» TASK DIRECTIONS: Copy out each line of the data that holds the word "Display".

Collected data entries:
-- -- --

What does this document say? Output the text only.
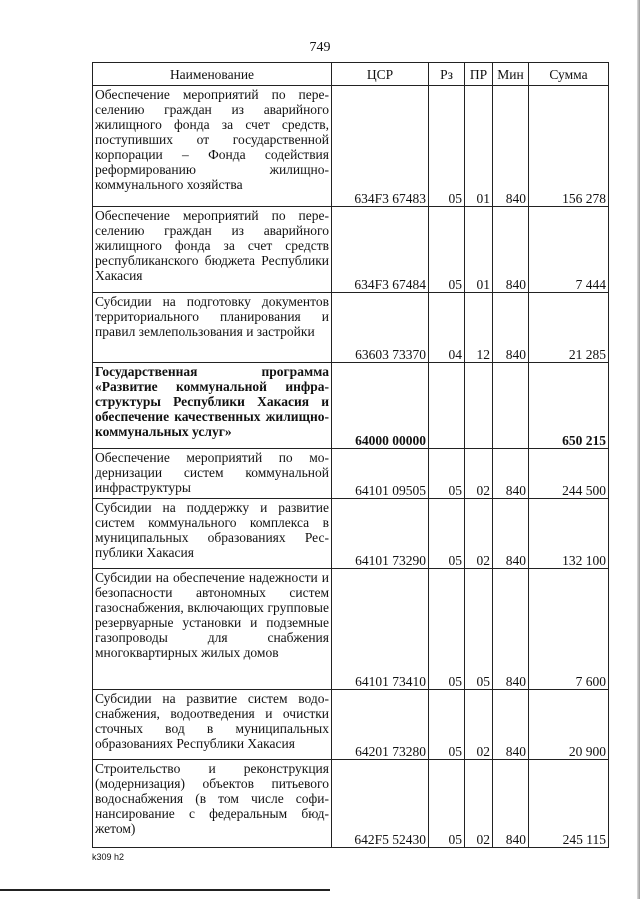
749
Наименование	ЦСР	Рз	ПР	Мин	Сумма
Обеспечение мероприятий по переселению граждан из аварийного жилищного фонда за счет средств, поступивших от государственной корпорации – Фонда содействия реформированию жилищно-коммунального хозяйства	634F3 67483	05	01	840	156 278
Обеспечение мероприятий по переселению граждан из аварийного жилищного фонда за счет средств республиканского бюджета Республики Хакасия	634F3 67484	05	01	840	7 444
Субсидии на подготовку документов территориального планирования и правил землепользования и застройки	63603 73370	04	12	840	21 285
Государственная программа «Развитие коммунальной инфраструктуры Республики Хакасия и обеспечение качественных жилищно-коммунальных услуг»	64000 00000				650 215
Обеспечение мероприятий по модернизации систем коммунальной инфраструктуры	64101 09505	05	02	840	244 500
Субсидии на поддержку и развитие систем коммунального комплекса в муниципальных образованиях Республики Хакасия	64101 73290	05	02	840	132 100
Субсидии на обеспечение надежности и безопасности автономных систем газоснабжения, включающих групповые резервуарные установки и подземные газопроводы для снабжения многоквартирных жилых домов	64101 73410	05	05	840	7 600
Субсидии на развитие систем водоснабжения, водоотведения и очистки сточных вод в муниципальных образованиях Республики Хакасия	64201 73280	05	02	840	20 900
Строительство и реконструкция (модернизация) объектов питьевого водоснабжения (в том числе софинансирование с федеральным бюджетом)	642F5 52430	05	02	840	245 115
k309 h2
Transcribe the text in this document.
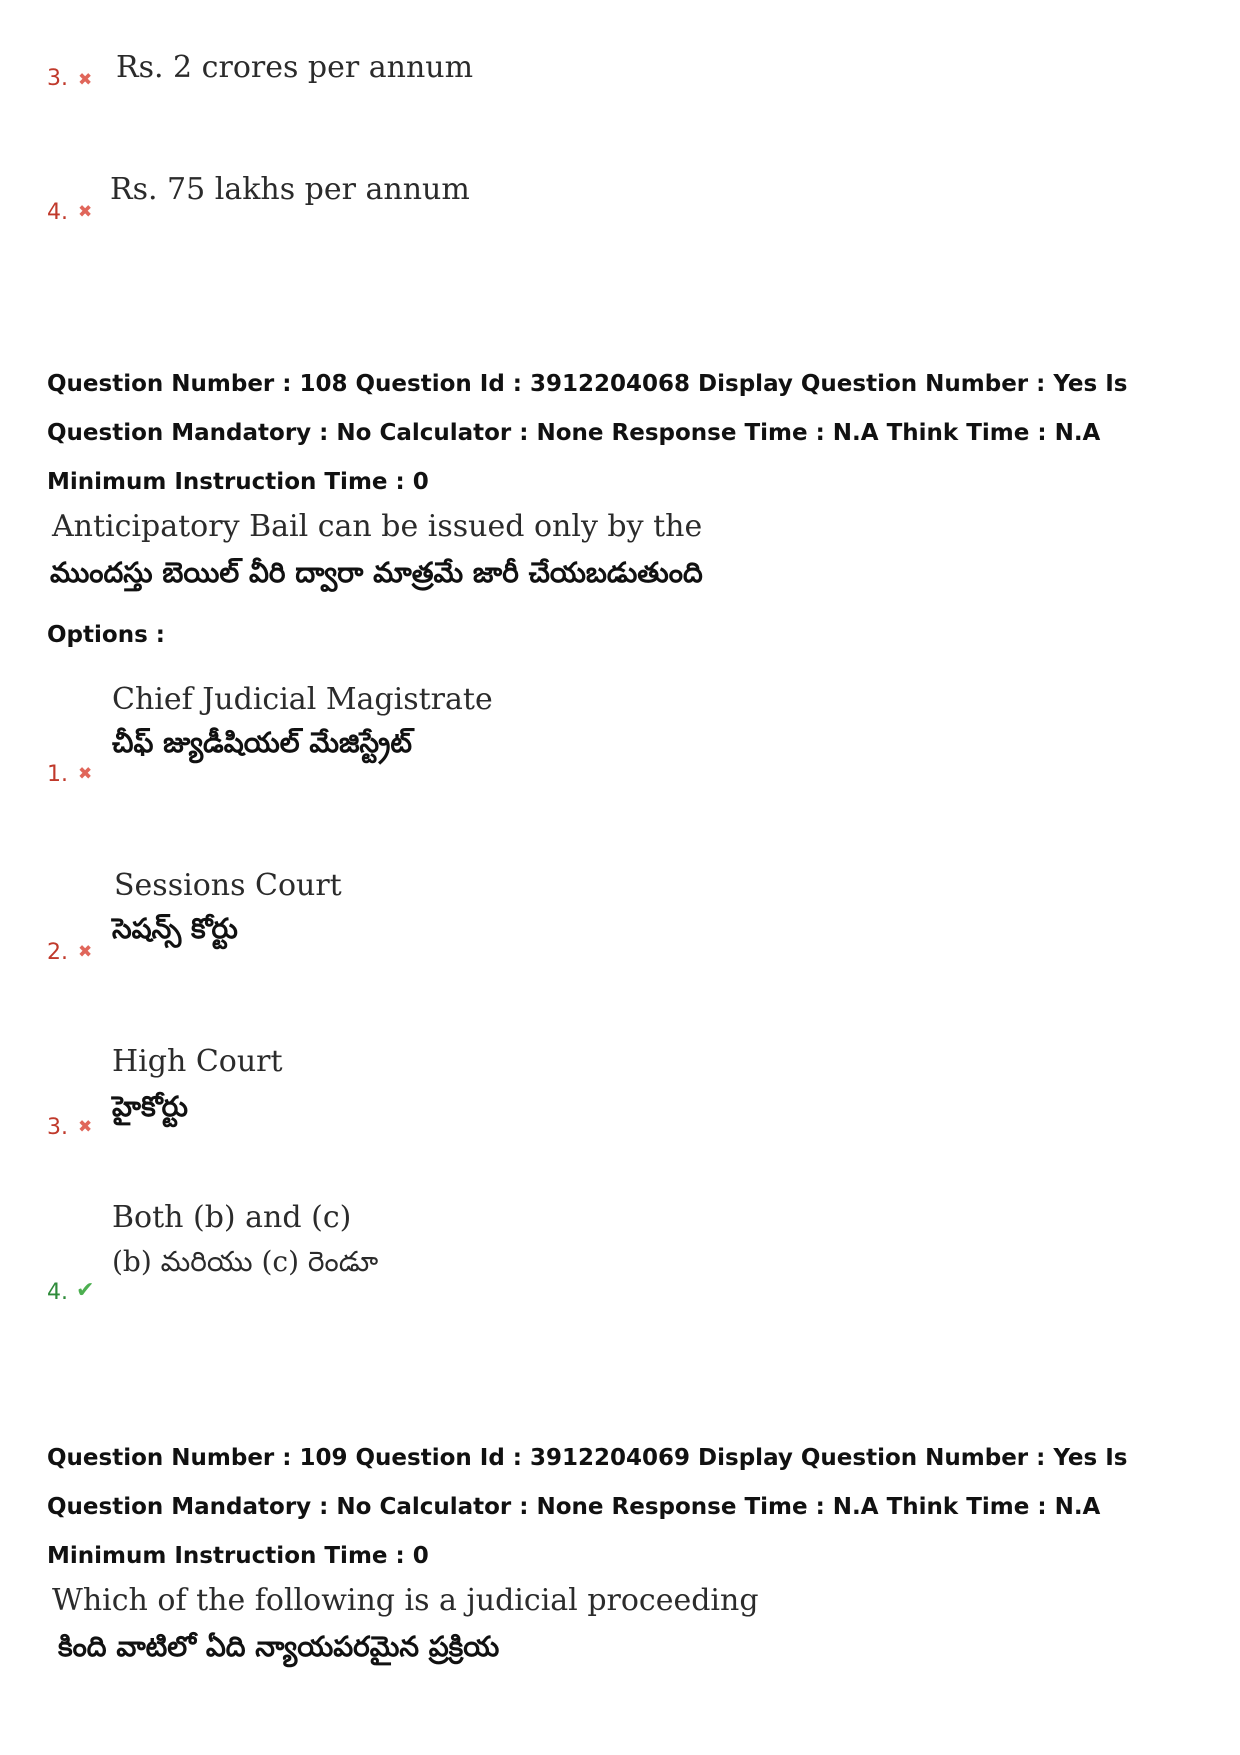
3. ✖ Rs. 2 crores per annum
4. ✖
Rs. 75 lakhs per annum
Question Number : 108 Question Id : 3912204068 Display Question Number : Yes Is Question Mandatory : No Calculator : None Response Time : N.A Think Time : N.A Minimum Instruction Time : 0
Anticipatory Bail can be issued only by the
ముందస్తు బెయిల్ వీరి ద్వారా మాత్రమే జారీ చేయబడుతుంది
Options :
Chief Judicial Magistrate
చీఫ్ జ్యుడీషియల్ మేజిస్ట్రేట్
1. ✖
Sessions Court
సెషన్స్ కోర్టు
2. ✖
High Court
హైకోర్టు
3. ✖
Both (b) and (c)
(b) మరియు (c) రెండూ
4. ✔
Question Number : 109 Question Id : 3912204069 Display Question Number : Yes Is Question Mandatory : No Calculator : None Response Time : N.A Think Time : N.A Minimum Instruction Time : 0
Which of the following is a judicial proceeding
కింది వాటిలో ఏది న్యాయపరమైన ప్రక్రియ
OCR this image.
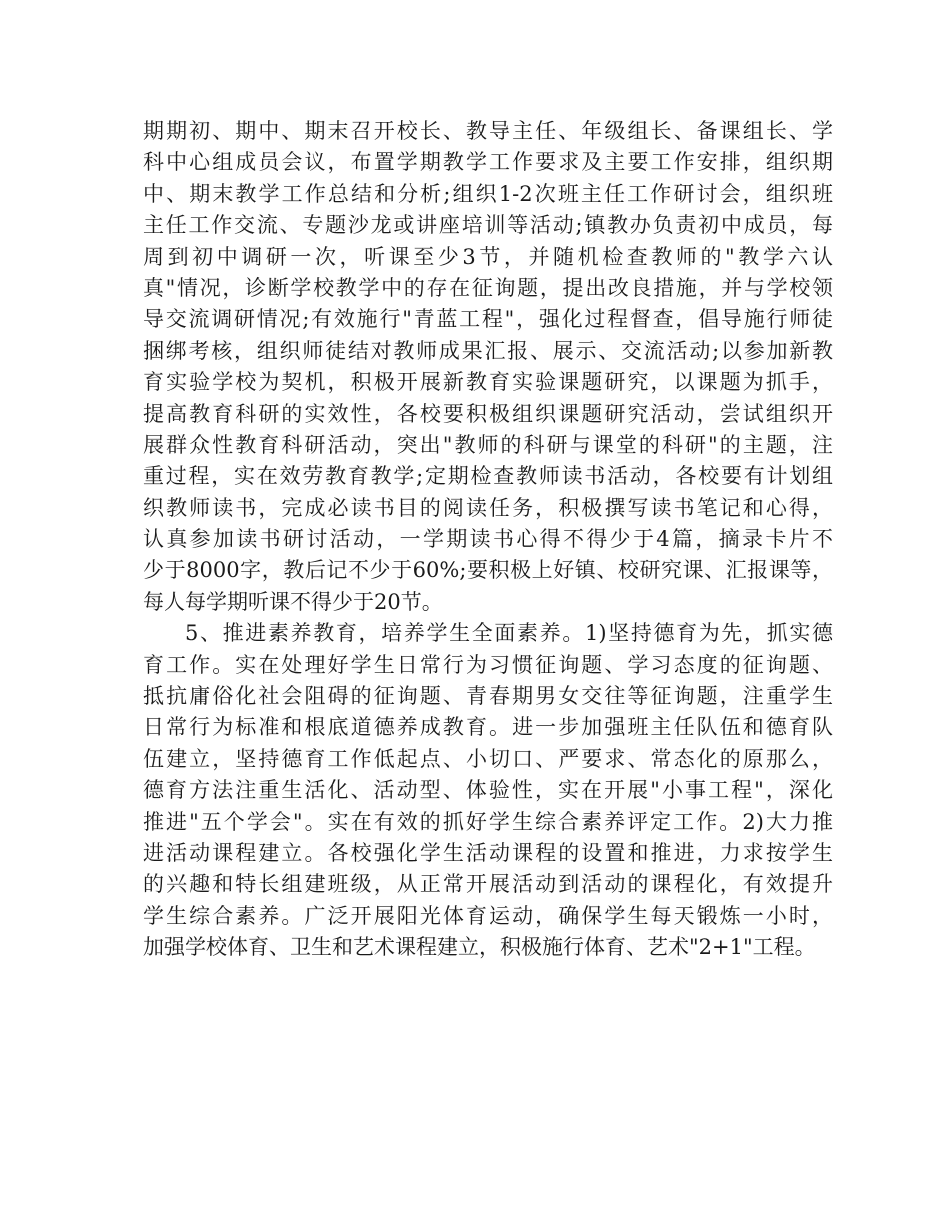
期期初、期中、期末召开校长、教导主任、年级组长、备课组长、学
科中心组成员会议，布置学期教学工作要求及主要工作安排，组织期
中、期末教学工作总结和分析;组织1-2次班主任工作研讨会，组织班
主任工作交流、专题沙龙或讲座培训等活动;镇教办负责初中成员，每
周到初中调研一次，听课至少3节，并随机检查教师的"教学六认
真"情况，诊断学校教学中的存在征询题，提出改良措施，并与学校领
导交流调研情况;有效施行"青蓝工程"，强化过程督查，倡导施行师徒
捆绑考核，组织师徒结对教师成果汇报、展示、交流活动;以参加新教
育实验学校为契机，积极开展新教育实验课题研究，以课题为抓手，
提高教育科研的实效性，各校要积极组织课题研究活动，尝试组织开
展群众性教育科研活动，突出"教师的科研与课堂的科研"的主题，注
重过程，实在效劳教育教学;定期检查教师读书活动，各校要有计划组
织教师读书，完成必读书目的阅读任务，积极撰写读书笔记和心得，
认真参加读书研讨活动，一学期读书心得不得少于4篇，摘录卡片不
少于8000字，教后记不少于60%;要积极上好镇、校研究课、汇报课等，
每人每学期听课不得少于20节。
5、推进素养教育，培养学生全面素养。1)坚持德育为先，抓实德
育工作。实在处理好学生日常行为习惯征询题、学习态度的征询题、
抵抗庸俗化社会阻碍的征询题、青春期男女交往等征询题，注重学生
日常行为标准和根底道德养成教育。进一步加强班主任队伍和德育队
伍建立，坚持德育工作低起点、小切口、严要求、常态化的原那么，
德育方法注重生活化、活动型、体验性，实在开展"小事工程"，深化
推进"五个学会"。实在有效的抓好学生综合素养评定工作。2)大力推
进活动课程建立。各校强化学生活动课程的设置和推进，力求按学生
的兴趣和特长组建班级，从正常开展活动到活动的课程化，有效提升
学生综合素养。广泛开展阳光体育运动，确保学生每天锻炼一小时，
加强学校体育、卫生和艺术课程建立，积极施行体育、艺术"2+1"工程。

-- -- --

» WORKED SOLUTION:
Question Number : 108 Question Id : 3912204068 Display Question Number : Yes Is Question Mandatory : No Calculator : None Response Time : N.A Think Time : N.A Minimum Instruction Time : 0
Question Number : 109 Question Id : 3912204069 Display Question Number : Yes Is Question Mandatory : No Calculator : None Response Time : N.A Think Time : N.A Minimum Instruction Time : 0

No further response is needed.